EXCERPTED DATA:

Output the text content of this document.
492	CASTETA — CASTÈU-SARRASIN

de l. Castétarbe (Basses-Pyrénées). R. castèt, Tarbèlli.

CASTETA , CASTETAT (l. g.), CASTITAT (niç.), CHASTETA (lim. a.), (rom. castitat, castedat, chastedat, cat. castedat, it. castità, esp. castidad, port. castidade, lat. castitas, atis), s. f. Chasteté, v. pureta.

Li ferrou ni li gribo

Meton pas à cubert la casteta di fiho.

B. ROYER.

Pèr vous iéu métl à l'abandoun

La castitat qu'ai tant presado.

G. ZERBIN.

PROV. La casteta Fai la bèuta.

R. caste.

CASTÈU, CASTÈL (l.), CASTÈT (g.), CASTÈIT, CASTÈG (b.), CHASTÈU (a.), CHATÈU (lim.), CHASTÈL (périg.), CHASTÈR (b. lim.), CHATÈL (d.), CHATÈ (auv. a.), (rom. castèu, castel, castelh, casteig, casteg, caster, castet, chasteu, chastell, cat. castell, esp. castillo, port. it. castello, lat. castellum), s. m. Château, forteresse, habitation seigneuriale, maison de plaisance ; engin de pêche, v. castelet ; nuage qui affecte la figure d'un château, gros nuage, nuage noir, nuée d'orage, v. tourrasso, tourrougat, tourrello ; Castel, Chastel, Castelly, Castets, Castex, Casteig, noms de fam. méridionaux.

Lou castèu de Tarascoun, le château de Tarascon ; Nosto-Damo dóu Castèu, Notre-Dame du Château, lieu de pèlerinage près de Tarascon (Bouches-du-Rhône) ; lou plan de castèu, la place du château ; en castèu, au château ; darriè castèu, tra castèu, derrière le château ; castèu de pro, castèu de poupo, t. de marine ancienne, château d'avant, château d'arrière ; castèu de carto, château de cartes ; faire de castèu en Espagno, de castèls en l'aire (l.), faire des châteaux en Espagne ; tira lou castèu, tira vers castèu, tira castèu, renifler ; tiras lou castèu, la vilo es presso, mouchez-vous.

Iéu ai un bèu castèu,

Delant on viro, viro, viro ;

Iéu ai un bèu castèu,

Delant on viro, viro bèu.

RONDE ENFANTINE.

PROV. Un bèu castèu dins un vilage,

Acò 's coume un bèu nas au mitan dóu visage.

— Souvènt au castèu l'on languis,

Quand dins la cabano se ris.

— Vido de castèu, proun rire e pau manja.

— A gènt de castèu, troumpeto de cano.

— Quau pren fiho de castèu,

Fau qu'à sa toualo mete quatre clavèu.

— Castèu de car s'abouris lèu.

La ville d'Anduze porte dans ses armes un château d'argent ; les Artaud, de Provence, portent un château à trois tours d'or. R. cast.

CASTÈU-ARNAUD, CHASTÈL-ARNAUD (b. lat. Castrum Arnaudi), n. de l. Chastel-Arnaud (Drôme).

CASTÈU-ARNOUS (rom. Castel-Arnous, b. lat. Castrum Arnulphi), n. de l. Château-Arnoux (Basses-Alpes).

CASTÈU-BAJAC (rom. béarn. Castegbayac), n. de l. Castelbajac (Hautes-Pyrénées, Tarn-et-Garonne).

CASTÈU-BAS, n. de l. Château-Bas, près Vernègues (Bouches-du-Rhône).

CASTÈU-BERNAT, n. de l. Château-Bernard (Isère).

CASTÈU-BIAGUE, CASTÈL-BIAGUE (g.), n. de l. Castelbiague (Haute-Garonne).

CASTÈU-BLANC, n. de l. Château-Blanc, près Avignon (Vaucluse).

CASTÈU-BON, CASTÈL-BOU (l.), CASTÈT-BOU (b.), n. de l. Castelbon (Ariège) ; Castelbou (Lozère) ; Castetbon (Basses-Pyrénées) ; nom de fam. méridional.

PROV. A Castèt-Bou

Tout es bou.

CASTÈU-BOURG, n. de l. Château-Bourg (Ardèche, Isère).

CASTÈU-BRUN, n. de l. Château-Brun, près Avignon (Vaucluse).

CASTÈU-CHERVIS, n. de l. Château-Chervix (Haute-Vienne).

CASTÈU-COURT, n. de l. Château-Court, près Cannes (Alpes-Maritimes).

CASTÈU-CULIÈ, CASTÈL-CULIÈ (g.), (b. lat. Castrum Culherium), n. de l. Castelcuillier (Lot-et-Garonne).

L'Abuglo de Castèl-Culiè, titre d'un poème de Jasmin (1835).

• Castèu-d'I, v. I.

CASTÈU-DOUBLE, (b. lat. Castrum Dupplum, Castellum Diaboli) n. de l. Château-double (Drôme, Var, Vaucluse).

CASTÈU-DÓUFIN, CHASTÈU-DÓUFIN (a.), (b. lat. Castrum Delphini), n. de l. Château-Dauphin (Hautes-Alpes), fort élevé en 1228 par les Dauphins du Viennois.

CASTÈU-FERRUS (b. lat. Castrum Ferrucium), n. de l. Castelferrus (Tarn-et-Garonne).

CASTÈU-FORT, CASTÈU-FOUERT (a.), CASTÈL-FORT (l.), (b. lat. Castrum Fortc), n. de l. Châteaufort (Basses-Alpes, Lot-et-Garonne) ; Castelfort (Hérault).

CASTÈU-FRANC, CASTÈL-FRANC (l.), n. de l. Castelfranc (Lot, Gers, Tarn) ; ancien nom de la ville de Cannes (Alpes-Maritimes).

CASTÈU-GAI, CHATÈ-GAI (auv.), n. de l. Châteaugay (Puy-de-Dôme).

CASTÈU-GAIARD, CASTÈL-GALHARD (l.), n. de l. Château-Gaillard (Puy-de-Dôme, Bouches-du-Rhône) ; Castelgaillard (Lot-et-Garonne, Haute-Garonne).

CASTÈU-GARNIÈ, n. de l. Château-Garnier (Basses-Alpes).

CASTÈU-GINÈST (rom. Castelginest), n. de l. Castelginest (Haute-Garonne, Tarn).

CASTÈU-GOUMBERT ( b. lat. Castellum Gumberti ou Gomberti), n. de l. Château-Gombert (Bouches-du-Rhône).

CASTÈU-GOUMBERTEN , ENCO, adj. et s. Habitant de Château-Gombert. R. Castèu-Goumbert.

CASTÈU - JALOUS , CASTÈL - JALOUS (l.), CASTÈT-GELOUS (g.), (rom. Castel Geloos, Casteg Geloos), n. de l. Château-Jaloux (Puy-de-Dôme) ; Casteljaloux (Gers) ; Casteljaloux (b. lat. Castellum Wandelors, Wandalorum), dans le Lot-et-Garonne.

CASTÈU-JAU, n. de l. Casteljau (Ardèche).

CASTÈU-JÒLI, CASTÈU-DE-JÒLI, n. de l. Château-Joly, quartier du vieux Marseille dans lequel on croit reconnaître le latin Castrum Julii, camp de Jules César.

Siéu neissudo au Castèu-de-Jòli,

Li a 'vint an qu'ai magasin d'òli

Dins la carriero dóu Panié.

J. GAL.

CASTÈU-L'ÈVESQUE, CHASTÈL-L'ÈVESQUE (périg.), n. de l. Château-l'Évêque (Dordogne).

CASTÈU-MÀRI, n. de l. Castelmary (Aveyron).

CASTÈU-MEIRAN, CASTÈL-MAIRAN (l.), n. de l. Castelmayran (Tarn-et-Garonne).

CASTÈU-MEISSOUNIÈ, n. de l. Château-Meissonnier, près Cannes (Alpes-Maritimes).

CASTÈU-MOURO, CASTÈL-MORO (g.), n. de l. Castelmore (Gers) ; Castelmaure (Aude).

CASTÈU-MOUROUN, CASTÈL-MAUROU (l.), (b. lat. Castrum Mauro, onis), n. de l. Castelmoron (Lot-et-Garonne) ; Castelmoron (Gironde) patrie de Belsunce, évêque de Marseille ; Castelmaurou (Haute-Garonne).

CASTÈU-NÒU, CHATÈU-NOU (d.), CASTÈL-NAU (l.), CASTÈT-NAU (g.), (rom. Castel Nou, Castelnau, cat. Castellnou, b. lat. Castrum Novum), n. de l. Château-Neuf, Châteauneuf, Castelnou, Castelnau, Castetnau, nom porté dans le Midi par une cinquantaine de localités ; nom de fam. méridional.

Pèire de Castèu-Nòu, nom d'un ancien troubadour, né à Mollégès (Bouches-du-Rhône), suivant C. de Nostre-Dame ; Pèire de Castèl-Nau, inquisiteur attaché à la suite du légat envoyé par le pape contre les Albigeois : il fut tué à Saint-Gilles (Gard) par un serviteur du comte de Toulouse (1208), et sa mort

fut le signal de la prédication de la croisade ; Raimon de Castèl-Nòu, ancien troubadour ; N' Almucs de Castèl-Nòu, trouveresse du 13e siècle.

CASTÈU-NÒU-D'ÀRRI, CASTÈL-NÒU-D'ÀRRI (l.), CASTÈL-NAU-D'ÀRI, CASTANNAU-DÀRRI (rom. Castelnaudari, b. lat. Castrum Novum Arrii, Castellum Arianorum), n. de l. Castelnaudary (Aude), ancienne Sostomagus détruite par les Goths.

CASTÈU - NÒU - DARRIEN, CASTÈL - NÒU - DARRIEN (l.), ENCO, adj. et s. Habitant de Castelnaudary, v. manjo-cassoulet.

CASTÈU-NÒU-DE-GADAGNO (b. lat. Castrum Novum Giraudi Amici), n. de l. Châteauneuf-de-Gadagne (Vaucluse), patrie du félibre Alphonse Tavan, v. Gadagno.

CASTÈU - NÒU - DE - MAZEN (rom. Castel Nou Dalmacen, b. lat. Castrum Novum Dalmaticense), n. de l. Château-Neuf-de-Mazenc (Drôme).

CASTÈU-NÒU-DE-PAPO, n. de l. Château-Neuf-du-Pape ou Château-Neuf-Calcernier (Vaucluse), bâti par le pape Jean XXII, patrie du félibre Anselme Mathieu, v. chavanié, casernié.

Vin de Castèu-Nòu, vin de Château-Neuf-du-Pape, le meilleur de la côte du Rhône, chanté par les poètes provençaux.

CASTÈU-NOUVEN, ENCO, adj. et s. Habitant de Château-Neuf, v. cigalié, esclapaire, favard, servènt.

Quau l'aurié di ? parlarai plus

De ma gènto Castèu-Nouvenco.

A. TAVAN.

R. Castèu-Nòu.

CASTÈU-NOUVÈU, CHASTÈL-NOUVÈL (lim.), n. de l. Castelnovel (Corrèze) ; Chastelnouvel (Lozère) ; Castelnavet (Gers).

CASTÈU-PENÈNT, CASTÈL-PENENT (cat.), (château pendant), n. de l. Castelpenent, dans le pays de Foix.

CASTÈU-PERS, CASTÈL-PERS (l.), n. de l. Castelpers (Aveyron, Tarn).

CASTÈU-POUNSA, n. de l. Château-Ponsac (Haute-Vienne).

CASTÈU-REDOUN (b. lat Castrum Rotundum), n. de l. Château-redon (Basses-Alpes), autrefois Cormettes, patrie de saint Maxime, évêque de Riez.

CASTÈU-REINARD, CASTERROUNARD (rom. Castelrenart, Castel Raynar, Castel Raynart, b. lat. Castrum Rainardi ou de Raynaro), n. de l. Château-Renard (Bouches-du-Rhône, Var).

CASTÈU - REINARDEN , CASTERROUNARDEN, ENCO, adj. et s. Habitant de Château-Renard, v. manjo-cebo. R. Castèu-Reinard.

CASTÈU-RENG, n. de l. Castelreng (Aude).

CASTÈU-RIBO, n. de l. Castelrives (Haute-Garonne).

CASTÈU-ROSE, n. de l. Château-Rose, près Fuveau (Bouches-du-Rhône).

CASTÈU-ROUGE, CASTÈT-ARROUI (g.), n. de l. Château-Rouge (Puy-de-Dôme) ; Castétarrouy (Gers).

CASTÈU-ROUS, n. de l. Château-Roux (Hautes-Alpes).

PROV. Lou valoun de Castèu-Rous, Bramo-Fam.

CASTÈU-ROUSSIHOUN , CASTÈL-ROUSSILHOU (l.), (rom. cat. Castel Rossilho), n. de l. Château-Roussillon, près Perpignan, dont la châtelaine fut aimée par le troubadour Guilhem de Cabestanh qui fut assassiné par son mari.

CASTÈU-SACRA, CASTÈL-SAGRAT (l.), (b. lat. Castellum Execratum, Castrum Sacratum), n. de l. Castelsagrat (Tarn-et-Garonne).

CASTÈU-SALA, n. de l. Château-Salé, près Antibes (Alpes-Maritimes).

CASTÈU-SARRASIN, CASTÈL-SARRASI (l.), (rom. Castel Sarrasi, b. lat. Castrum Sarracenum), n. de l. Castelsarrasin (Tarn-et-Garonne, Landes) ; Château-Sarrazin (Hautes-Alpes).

EXERCISE DIRECTIONS:
Among the records above, find each line holding the string "Marseille" and pull it out.

PROBLEM SOLUTION:
CASTÈU-JÒLI, CASTÈU-DE-JÒLI, n. de l. Château-Joly, quartier du vieux Marseille dans lequel on croit reconnaître le latin Castrum Julii, camp de Jules César.
CASTÈU-MOUROUN, CASTÈL-MAUROU (l.), (b. lat. Castrum Mauro, onis), n. de l. Castelmoron (Lot-et-Garonne) ; Castelmoron (Gironde) patrie de Belsunce, évêque de Marseille ; Castelmaurou (Haute-Garonne).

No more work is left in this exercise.